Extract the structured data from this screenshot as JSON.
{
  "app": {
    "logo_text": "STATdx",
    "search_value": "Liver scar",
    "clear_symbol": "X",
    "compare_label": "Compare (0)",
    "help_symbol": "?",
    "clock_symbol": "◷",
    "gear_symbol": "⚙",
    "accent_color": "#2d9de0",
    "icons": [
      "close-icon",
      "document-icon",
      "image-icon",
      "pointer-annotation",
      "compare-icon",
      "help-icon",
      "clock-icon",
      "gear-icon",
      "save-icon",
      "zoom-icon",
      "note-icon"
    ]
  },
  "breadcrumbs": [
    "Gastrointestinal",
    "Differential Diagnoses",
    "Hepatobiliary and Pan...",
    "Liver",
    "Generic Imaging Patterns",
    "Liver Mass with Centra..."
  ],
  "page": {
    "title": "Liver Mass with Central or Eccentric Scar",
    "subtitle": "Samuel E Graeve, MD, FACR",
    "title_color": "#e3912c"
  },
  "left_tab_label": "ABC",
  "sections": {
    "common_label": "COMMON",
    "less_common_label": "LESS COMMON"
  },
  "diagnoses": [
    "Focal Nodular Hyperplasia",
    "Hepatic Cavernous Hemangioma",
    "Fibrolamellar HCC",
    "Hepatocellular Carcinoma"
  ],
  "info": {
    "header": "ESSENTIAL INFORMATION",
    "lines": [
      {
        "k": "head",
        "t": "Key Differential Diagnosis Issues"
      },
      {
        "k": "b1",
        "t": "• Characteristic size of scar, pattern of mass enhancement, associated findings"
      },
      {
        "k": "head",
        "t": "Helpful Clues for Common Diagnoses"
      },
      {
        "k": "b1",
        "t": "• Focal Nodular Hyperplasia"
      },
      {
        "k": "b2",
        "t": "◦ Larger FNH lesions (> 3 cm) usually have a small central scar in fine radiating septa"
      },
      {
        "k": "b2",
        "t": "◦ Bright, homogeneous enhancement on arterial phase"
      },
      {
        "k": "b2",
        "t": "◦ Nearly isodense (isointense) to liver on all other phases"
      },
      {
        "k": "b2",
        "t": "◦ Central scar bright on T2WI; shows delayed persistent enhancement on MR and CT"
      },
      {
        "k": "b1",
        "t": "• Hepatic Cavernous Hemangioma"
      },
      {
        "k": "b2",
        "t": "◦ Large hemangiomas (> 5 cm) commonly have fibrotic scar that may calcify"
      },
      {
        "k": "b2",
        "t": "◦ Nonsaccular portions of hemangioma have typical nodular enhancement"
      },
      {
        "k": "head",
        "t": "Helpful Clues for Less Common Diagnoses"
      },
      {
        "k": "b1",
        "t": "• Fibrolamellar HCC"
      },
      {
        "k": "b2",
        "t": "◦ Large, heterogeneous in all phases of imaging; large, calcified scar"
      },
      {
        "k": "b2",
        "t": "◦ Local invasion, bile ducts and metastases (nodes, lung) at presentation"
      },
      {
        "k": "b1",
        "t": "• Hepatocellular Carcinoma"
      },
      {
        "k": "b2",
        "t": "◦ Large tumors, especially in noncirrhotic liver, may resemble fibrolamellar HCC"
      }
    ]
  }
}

━━━

Exercise details >>
Each line above with the string "Carcinoma" should be reported in full.

Written answer >>
    "Hepatocellular Carcinoma"
        "t": "• Hepatocellular Carcinoma"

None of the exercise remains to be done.